== DATA PROVIDED ==
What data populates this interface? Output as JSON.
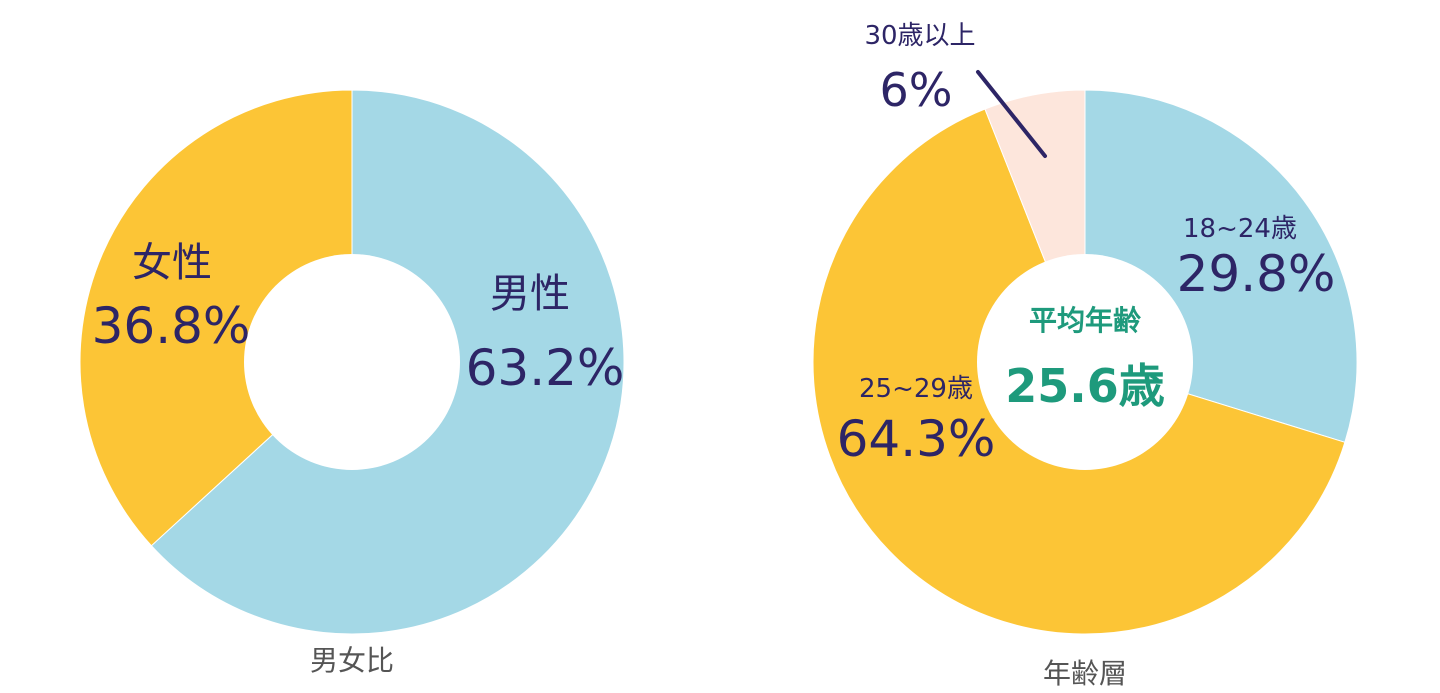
{
  "chart_data": [
    {
      "type": "pie",
      "title": "男女比",
      "slices": [
        {
          "label": "男性",
          "value": 63.2,
          "display": "63.2%",
          "color": "#a4d8e6"
        },
        {
          "label": "女性",
          "value": 36.8,
          "display": "36.8%",
          "color": "#fcc536"
        }
      ]
    },
    {
      "type": "pie",
      "title": "年齢層",
      "center_label": "平均年齢",
      "center_value": "25.6歳",
      "slices": [
        {
          "label": "18~24歳",
          "value": 29.8,
          "display": "29.8%",
          "color": "#a4d8e6"
        },
        {
          "label": "25~29歳",
          "value": 64.3,
          "display": "64.3%",
          "color": "#fcc536"
        },
        {
          "label": "30歳以上",
          "value": 6,
          "display": "6%",
          "color": "#fde6dc"
        }
      ]
    }
  ],
  "colors": {
    "label_text": "#2d2566",
    "center_accent": "#1e9a7c",
    "title_text": "#555555"
  }
}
===
• **STATED TASK**:
Transcribe every line in the entries above, taking out only the images.

• **RESULT OF THIS TASK**:
What data populates this interface? Output as JSON.
{
  "chart_data": [
    {
      "type": "pie",
      "title": "男女比",
      "slices": [
        {
          "label": "男性",
          "value": 63.2,
          "display": "63.2%",
          "color": "#a4d8e6"
        },
        {
          "label": "女性",
          "value": 36.8,
          "display": "36.8%",
          "color": "#fcc536"
        }
      ]
    },
    {
      "type": "pie",
      "title": "年齢層",
      "center_label": "平均年齢",
      "center_value": "25.6歳",
      "slices": [
        {
          "label": "18~24歳",
          "value": 29.8,
          "display": "29.8%",
          "color": "#a4d8e6"
        },
        {
          "label": "25~29歳",
          "value": 64.3,
          "display": "64.3%",
          "color": "#fcc536"
        },
        {
          "label": "30歳以上",
          "value": 6,
          "display": "6%",
          "color": "#fde6dc"
        }
      ]
    }
  ],
  "colors": {
    "label_text": "#2d2566",
    "center_accent": "#1e9a7c",
    "title_text": "#555555"
  }
}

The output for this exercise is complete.